_PROBLEM DESCRIPTION_.
Identify the lines that contain the word "speech", then copy them.

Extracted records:
********

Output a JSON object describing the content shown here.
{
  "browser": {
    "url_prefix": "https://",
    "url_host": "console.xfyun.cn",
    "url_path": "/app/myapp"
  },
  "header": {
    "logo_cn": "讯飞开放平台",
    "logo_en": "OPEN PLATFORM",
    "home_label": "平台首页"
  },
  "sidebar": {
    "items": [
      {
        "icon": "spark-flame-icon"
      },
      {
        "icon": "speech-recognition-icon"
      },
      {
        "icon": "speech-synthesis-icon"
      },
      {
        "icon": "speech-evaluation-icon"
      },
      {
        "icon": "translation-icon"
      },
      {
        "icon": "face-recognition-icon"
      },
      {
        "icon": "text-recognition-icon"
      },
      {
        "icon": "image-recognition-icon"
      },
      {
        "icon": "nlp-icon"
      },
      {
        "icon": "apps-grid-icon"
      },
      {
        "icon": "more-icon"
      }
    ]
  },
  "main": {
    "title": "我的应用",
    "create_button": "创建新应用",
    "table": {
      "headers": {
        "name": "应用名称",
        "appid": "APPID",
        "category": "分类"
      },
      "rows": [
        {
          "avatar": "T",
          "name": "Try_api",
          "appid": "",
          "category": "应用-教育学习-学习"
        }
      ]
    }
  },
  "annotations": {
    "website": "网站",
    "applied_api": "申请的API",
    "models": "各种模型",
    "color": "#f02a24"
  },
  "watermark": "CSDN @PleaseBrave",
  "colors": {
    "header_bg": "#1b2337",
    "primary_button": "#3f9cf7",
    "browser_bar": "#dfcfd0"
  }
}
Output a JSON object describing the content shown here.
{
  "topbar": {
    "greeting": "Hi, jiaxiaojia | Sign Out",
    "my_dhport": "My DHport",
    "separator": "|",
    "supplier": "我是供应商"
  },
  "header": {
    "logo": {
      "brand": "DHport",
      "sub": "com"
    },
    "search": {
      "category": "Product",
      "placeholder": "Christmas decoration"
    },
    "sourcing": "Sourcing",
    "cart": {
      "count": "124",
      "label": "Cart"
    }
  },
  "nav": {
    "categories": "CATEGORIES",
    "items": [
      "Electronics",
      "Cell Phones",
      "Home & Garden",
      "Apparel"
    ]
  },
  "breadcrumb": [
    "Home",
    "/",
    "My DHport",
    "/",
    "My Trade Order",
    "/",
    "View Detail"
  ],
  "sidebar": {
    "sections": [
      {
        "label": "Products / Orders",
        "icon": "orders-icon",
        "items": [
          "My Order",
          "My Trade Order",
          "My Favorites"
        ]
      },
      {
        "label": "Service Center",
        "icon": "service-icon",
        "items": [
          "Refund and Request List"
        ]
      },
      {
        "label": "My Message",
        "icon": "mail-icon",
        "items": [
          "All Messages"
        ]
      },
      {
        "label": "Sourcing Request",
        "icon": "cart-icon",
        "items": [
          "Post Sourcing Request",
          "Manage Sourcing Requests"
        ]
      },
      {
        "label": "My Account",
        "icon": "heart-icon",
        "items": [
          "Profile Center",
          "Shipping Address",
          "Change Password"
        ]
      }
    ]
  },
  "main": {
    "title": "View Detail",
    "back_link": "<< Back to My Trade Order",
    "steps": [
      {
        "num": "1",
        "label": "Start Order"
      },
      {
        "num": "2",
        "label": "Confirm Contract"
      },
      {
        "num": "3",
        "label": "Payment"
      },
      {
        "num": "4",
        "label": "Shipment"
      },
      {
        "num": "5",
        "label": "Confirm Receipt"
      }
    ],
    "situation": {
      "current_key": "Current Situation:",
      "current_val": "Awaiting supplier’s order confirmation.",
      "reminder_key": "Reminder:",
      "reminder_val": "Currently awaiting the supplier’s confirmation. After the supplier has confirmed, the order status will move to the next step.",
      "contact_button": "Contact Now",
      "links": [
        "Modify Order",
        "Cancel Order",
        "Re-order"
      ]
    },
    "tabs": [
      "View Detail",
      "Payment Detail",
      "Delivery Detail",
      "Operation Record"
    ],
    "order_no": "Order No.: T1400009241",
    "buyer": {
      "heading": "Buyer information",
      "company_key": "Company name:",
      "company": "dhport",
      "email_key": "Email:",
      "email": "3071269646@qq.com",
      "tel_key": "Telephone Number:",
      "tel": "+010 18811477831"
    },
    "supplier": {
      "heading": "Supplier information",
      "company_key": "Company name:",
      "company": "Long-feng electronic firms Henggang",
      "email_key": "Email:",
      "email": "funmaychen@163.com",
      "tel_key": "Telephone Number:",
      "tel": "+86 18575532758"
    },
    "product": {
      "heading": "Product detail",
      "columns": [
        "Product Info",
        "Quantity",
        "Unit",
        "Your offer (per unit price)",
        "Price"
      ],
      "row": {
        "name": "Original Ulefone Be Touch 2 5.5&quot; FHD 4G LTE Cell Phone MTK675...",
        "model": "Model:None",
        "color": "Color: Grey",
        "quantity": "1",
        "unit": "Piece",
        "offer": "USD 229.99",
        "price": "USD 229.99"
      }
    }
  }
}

********

_EXERCISE ANSWER_.
        "icon": "speech-recognition-icon"
        "icon": "speech-synthesis-icon"
        "icon": "speech-evaluation-icon"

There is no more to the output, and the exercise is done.